Data for this task:

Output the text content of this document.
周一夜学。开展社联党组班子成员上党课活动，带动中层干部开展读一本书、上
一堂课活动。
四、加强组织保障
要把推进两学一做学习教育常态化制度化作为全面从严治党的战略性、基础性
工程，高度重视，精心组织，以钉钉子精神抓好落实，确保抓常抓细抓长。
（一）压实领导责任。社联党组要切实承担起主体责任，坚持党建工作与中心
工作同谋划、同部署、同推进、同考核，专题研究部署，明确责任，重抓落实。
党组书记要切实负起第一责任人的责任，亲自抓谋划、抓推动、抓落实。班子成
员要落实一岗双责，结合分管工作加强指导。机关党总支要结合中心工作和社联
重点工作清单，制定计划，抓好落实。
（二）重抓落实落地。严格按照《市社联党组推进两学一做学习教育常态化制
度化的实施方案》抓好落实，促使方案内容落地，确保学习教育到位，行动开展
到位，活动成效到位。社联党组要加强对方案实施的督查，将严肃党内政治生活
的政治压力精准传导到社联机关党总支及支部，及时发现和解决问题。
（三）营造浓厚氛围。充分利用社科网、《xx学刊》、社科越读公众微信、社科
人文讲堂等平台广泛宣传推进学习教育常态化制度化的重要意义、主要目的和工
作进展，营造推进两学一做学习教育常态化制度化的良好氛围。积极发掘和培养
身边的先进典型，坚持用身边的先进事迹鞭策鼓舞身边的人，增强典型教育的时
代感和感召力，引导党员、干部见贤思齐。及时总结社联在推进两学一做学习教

Set exercise: Each record must be returned exactly as it is written.

Solved exercise:
Output the text content of this document.
周一夜学。开展社联党组班子成员上党课活动，带动中层干部开展读一本书、上
一堂课活动。
四、加强组织保障
要把推进两学一做学习教育常态化制度化作为全面从严治党的战略性、基础性
工程，高度重视，精心组织，以钉钉子精神抓好落实，确保抓常抓细抓长。
（一）压实领导责任。社联党组要切实承担起主体责任，坚持党建工作与中心
工作同谋划、同部署、同推进、同考核，专题研究部署，明确责任，重抓落实。
党组书记要切实负起第一责任人的责任，亲自抓谋划、抓推动、抓落实。班子成
员要落实一岗双责，结合分管工作加强指导。机关党总支要结合中心工作和社联
重点工作清单，制定计划，抓好落实。
（二）重抓落实落地。严格按照《市社联党组推进两学一做学习教育常态化制
度化的实施方案》抓好落实，促使方案内容落地，确保学习教育到位，行动开展
到位，活动成效到位。社联党组要加强对方案实施的督查，将严肃党内政治生活
的政治压力精准传导到社联机关党总支及支部，及时发现和解决问题。
（三）营造浓厚氛围。充分利用社科网、《xx学刊》、社科越读公众微信、社科
人文讲堂等平台广泛宣传推进学习教育常态化制度化的重要意义、主要目的和工
作进展，营造推进两学一做学习教育常态化制度化的良好氛围。积极发掘和培养
身边的先进典型，坚持用身边的先进事迹鞭策鼓舞身边的人，增强典型教育的时
代感和感召力，引导党员、干部见贤思齐。及时总结社联在推进两学一做学习教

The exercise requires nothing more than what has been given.